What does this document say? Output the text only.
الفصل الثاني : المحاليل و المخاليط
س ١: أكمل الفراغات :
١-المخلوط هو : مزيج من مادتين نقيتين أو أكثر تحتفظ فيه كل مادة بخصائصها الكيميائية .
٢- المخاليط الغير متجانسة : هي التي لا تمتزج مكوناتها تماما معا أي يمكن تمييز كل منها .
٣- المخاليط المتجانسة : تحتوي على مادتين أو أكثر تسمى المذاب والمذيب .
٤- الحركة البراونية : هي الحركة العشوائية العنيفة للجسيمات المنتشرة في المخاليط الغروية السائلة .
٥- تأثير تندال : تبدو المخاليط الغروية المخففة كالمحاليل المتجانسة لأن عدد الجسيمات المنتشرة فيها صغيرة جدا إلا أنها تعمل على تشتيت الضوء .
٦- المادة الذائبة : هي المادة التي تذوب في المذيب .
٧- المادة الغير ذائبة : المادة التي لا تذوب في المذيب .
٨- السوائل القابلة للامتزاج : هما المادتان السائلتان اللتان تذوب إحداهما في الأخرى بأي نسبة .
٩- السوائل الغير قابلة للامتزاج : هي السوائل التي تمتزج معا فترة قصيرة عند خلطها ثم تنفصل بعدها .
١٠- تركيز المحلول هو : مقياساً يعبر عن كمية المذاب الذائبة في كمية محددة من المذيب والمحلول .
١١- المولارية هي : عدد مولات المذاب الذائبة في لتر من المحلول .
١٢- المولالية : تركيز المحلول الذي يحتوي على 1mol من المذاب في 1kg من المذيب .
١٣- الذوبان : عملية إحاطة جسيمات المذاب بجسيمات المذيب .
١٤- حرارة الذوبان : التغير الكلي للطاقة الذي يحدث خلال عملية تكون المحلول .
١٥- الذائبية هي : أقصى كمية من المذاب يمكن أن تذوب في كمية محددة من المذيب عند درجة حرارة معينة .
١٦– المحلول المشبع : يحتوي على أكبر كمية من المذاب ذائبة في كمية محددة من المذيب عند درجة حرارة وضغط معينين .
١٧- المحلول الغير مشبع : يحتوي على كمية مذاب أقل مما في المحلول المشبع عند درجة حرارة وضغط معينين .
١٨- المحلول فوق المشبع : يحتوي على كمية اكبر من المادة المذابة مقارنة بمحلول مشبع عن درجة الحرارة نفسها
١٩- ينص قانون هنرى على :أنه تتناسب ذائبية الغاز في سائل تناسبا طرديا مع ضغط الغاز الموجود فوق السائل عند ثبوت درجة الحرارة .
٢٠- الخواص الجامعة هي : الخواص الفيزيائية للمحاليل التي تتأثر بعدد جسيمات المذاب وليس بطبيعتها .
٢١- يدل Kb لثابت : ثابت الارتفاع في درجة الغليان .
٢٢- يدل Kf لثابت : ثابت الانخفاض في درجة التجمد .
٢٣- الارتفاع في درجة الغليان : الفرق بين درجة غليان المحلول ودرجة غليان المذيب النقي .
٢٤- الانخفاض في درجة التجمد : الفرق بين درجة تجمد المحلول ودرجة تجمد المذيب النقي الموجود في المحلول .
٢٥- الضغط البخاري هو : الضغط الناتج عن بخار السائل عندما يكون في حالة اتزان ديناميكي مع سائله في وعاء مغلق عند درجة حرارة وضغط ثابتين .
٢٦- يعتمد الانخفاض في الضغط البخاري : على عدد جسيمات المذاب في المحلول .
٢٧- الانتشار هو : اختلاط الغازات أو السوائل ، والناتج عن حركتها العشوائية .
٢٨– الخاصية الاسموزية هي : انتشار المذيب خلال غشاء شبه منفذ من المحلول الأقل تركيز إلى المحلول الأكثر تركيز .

> [YOUR GOAL] Copy out every line from the data above that has "الذوبان" in it.

> [SOLUTION BELOW]
١٣- الذوبان : عملية إحاطة جسيمات المذاب بجسيمات المذيب .
١٤- حرارة الذوبان : التغير الكلي للطاقة الذي يحدث خلال عملية تكون المحلول .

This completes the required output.